Saved entries
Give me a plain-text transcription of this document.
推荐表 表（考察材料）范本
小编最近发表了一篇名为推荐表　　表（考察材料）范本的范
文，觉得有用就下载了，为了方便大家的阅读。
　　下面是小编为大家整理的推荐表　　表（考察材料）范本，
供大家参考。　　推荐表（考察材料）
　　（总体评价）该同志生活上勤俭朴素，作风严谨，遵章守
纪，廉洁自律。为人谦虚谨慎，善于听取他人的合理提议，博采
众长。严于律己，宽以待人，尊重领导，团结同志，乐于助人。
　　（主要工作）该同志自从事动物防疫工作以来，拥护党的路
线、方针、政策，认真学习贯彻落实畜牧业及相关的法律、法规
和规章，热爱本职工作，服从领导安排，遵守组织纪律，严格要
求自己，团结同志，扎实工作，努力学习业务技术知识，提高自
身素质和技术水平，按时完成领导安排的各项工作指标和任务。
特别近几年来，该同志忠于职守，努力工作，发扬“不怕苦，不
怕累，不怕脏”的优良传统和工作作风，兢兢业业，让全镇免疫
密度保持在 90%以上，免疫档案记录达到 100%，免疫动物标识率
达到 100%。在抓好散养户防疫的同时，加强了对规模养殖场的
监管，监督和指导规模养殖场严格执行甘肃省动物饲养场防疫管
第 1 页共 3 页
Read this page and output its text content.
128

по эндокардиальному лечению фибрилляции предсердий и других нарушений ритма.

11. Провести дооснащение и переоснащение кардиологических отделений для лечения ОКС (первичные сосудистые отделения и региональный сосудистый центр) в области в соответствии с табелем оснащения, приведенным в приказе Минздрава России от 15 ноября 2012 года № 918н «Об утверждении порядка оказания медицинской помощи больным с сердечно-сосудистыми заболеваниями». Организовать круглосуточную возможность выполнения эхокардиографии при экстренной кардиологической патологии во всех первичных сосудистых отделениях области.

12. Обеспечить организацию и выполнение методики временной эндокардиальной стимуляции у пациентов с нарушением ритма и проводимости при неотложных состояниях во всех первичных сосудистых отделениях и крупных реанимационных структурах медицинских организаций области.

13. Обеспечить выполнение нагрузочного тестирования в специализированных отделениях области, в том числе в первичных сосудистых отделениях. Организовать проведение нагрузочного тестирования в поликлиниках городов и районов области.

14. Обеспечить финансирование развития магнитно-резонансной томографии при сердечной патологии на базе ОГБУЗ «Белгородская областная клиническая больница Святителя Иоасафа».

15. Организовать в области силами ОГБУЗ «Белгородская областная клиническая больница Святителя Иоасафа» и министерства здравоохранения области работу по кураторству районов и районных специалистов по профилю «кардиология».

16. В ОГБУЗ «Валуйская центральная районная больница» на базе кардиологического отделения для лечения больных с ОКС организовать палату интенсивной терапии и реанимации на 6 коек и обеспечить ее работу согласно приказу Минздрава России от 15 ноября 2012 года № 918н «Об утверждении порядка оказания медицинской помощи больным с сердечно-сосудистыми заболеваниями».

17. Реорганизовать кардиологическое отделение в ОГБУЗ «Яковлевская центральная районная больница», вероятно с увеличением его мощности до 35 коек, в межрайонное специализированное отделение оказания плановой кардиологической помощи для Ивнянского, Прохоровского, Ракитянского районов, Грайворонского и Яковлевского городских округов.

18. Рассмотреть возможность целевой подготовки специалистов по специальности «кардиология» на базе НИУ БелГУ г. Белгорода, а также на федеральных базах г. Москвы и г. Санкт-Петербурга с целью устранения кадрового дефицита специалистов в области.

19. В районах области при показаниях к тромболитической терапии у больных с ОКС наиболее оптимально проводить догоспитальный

TO BE DONE
Gather up every line in the data above that contains the word "text", copying each one.

OUTPUT
Give me a plain-text transcription of this document.
Read this page and output its text content.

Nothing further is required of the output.